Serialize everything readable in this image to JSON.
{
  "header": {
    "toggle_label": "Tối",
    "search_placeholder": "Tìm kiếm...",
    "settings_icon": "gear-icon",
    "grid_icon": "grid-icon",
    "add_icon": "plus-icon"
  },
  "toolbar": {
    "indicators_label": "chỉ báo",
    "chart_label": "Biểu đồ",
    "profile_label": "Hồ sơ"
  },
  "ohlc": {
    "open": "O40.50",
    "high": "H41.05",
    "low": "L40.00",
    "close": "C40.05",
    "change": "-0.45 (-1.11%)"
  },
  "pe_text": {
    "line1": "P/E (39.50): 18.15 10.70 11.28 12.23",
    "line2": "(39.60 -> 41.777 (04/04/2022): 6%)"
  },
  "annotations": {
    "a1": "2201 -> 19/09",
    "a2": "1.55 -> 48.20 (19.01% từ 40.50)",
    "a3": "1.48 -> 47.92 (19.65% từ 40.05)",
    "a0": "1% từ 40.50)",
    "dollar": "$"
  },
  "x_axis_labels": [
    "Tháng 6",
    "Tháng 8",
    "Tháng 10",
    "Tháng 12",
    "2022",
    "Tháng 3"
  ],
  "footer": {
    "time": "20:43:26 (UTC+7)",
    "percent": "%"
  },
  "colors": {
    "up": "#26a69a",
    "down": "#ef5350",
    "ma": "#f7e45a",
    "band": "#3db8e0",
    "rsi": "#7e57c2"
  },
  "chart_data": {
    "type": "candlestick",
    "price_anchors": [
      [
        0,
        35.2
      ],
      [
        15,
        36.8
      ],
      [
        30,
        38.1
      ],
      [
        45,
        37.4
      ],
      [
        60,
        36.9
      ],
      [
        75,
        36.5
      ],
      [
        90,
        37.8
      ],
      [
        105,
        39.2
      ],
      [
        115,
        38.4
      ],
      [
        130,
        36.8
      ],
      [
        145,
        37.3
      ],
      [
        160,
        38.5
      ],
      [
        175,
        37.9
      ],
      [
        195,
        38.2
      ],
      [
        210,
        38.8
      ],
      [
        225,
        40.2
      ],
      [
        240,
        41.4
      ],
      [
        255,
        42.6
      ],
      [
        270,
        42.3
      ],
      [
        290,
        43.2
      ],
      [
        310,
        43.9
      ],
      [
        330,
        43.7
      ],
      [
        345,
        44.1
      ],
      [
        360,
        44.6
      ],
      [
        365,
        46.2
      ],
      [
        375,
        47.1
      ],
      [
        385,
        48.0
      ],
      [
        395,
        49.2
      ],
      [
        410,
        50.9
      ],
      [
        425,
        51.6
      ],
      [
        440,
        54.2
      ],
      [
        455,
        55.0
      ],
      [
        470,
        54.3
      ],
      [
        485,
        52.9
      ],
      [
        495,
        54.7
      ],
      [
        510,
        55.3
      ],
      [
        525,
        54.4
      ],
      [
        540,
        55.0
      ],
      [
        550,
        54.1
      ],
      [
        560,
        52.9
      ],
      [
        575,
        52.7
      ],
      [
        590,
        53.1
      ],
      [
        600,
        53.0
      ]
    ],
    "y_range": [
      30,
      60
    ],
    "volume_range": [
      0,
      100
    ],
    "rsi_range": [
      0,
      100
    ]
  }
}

▸ TASK TO CARRY OUT
From the entries above, collect every line with the string "icon" in it.

▸ SOLUTION TO THE PROBLEM
    "settings_icon": "gear-icon",
    "grid_icon": "grid-icon",
    "add_icon": "plus-icon"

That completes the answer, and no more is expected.